_WHAT YOU WILL DO_.
Copy each entry as it stands, leaving nothing out.

_ENTRIES_.
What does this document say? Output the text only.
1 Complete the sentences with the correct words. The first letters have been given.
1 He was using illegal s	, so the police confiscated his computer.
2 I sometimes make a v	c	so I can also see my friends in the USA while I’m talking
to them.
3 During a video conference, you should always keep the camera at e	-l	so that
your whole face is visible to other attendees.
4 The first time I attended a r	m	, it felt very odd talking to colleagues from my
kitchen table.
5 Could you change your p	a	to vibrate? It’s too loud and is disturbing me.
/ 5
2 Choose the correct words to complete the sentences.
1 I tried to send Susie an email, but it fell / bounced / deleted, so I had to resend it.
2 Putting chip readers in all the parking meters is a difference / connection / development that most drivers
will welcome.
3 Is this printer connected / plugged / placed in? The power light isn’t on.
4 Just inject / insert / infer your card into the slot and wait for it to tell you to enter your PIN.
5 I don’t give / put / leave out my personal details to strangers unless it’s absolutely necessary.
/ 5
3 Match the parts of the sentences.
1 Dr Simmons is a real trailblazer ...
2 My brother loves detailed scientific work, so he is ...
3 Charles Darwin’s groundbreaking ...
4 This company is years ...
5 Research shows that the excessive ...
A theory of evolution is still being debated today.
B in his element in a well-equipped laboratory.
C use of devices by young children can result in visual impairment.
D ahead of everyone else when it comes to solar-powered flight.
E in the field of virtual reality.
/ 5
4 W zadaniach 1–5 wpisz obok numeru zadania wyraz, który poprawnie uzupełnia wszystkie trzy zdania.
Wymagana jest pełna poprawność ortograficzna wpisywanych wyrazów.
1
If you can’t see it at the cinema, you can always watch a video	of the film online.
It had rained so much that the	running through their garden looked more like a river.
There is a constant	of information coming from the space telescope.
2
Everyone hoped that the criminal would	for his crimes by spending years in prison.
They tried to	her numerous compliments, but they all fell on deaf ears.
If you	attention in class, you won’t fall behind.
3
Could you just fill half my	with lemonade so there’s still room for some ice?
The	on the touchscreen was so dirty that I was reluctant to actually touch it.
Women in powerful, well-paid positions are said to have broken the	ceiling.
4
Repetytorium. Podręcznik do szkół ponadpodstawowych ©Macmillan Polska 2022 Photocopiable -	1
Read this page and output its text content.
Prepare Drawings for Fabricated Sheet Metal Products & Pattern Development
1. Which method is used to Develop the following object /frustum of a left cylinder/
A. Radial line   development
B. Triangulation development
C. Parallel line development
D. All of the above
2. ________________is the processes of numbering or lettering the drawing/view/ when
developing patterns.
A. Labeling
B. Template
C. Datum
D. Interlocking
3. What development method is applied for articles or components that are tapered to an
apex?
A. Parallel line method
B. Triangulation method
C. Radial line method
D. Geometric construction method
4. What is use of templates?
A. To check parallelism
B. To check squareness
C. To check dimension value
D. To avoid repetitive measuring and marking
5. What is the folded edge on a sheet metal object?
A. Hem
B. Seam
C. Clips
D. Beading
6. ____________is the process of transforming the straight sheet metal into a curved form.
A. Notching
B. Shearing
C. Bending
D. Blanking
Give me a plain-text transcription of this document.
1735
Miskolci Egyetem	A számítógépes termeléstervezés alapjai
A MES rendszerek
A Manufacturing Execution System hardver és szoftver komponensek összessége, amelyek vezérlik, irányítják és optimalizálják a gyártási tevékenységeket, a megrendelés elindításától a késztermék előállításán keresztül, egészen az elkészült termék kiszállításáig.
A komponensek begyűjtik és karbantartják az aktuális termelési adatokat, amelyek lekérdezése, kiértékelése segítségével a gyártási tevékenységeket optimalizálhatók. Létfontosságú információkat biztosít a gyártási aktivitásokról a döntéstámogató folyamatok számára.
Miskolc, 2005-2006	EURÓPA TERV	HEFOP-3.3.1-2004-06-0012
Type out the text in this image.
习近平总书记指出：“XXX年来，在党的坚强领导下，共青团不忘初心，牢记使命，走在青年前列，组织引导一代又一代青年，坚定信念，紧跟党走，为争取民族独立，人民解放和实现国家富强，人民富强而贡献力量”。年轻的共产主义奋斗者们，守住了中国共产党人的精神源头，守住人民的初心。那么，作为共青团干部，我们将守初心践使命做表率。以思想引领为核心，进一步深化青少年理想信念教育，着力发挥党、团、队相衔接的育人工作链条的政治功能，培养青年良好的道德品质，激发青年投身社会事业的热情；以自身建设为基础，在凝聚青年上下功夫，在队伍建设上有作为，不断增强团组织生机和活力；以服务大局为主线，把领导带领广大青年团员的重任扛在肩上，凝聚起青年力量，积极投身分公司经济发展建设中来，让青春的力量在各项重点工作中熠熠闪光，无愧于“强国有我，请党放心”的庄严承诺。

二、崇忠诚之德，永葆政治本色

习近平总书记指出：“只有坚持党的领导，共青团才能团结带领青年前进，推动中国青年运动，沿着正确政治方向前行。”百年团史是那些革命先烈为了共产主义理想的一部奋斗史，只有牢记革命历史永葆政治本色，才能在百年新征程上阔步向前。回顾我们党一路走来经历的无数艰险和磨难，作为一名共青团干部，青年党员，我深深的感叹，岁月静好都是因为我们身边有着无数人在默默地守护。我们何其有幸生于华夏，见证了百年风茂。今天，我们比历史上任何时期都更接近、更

_EXERCISE RESULT_.
What does this document say? Output the text only.
1 Complete the sentences with the correct words. The first letters have been given.
1 He was using illegal s	, so the police confiscated his computer.
2 I sometimes make a v	c	so I can also see my friends in the USA while I’m talking
to them.
3 During a video conference, you should always keep the camera at e	-l	so that
your whole face is visible to other attendees.
4 The first time I attended a r	m	, it felt very odd talking to colleagues from my
kitchen table.
5 Could you change your p	a	to vibrate? It’s too loud and is disturbing me.
/ 5
2 Choose the correct words to complete the sentences.
1 I tried to send Susie an email, but it fell / bounced / deleted, so I had to resend it.
2 Putting chip readers in all the parking meters is a difference / connection / development that most drivers
will welcome.
3 Is this printer connected / plugged / placed in? The power light isn’t on.
4 Just inject / insert / infer your card into the slot and wait for it to tell you to enter your PIN.
5 I don’t give / put / leave out my personal details to strangers unless it’s absolutely necessary.
/ 5
3 Match the parts of the sentences.
1 Dr Simmons is a real trailblazer ...
2 My brother loves detailed scientific work, so he is ...
3 Charles Darwin’s groundbreaking ...
4 This company is years ...
5 Research shows that the excessive ...
A theory of evolution is still being debated today.
B in his element in a well-equipped laboratory.
C use of devices by young children can result in visual impairment.
D ahead of everyone else when it comes to solar-powered flight.
E in the field of virtual reality.
/ 5
4 W zadaniach 1–5 wpisz obok numeru zadania wyraz, który poprawnie uzupełnia wszystkie trzy zdania.
Wymagana jest pełna poprawność ortograficzna wpisywanych wyrazów.
1
If you can’t see it at the cinema, you can always watch a video	of the film online.
It had rained so much that the	running through their garden looked more like a river.
There is a constant	of information coming from the space telescope.
2
Everyone hoped that the criminal would	for his crimes by spending years in prison.
They tried to	her numerous compliments, but they all fell on deaf ears.
If you	attention in class, you won’t fall behind.
3
Could you just fill half my	with lemonade so there’s still room for some ice?
The	on the touchscreen was so dirty that I was reluctant to actually touch it.
Women in powerful, well-paid positions are said to have broken the	ceiling.
4
Repetytorium. Podręcznik do szkół ponadpodstawowych ©Macmillan Polska 2022 Photocopiable -	1
Read this page and output its text content.
Prepare Drawings for Fabricated Sheet Metal Products & Pattern Development
1. Which method is used to Develop the following object /frustum of a left cylinder/
A. Radial line   development
B. Triangulation development
C. Parallel line development
D. All of the above
2. ________________is the processes of numbering or lettering the drawing/view/ when
developing patterns.
A. Labeling
B. Template
C. Datum
D. Interlocking
3. What development method is applied for articles or components that are tapered to an
apex?
A. Parallel line method
B. Triangulation method
C. Radial line method
D. Geometric construction method
4. What is use of templates?
A. To check parallelism
B. To check squareness
C. To check dimension value
D. To avoid repetitive measuring and marking
5. What is the folded edge on a sheet metal object?
A. Hem
B. Seam
C. Clips
D. Beading
6. ____________is the process of transforming the straight sheet metal into a curved form.
A. Notching
B. Shearing
C. Bending
D. Blanking
Give me a plain-text transcription of this document.
1735
Miskolci Egyetem	A számítógépes termeléstervezés alapjai
A MES rendszerek
A Manufacturing Execution System hardver és szoftver komponensek összessége, amelyek vezérlik, irányítják és optimalizálják a gyártási tevékenységeket, a megrendelés elindításától a késztermék előállításán keresztül, egészen az elkészült termék kiszállításáig.
A komponensek begyűjtik és karbantartják az aktuális termelési adatokat, amelyek lekérdezése, kiértékelése segítségével a gyártási tevékenységeket optimalizálhatók. Létfontosságú információkat biztosít a gyártási aktivitásokról a döntéstámogató folyamatok számára.
Miskolc, 2005-2006	EURÓPA TERV	HEFOP-3.3.1-2004-06-0012
Type out the text in this image.
习近平总书记指出：“XXX年来，在党的坚强领导下，共青团不忘初心，牢记使命，走在青年前列，组织引导一代又一代青年，坚定信念，紧跟党走，为争取民族独立，人民解放和实现国家富强，人民富强而贡献力量”。年轻的共产主义奋斗者们，守住了中国共产党人的精神源头，守住人民的初心。那么，作为共青团干部，我们将守初心践使命做表率。以思想引领为核心，进一步深化青少年理想信念教育，着力发挥党、团、队相衔接的育人工作链条的政治功能，培养青年良好的道德品质，激发青年投身社会事业的热情；以自身建设为基础，在凝聚青年上下功夫，在队伍建设上有作为，不断增强团组织生机和活力；以服务大局为主线，把领导带领广大青年团员的重任扛在肩上，凝聚起青年力量，积极投身分公司经济发展建设中来，让青春的力量在各项重点工作中熠熠闪光，无愧于“强国有我，请党放心”的庄严承诺。

二、崇忠诚之德，永葆政治本色

习近平总书记指出：“只有坚持党的领导，共青团才能团结带领青年前进，推动中国青年运动，沿着正确政治方向前行。”百年团史是那些革命先烈为了共产主义理想的一部奋斗史，只有牢记革命历史永葆政治本色，才能在百年新征程上阔步向前。回顾我们党一路走来经历的无数艰险和磨难，作为一名共青团干部，青年党员，我深深的感叹，岁月静好都是因为我们身边有着无数人在默默地守护。我们何其有幸生于华夏，见证了百年风茂。今天，我们比历史上任何时期都更接近、更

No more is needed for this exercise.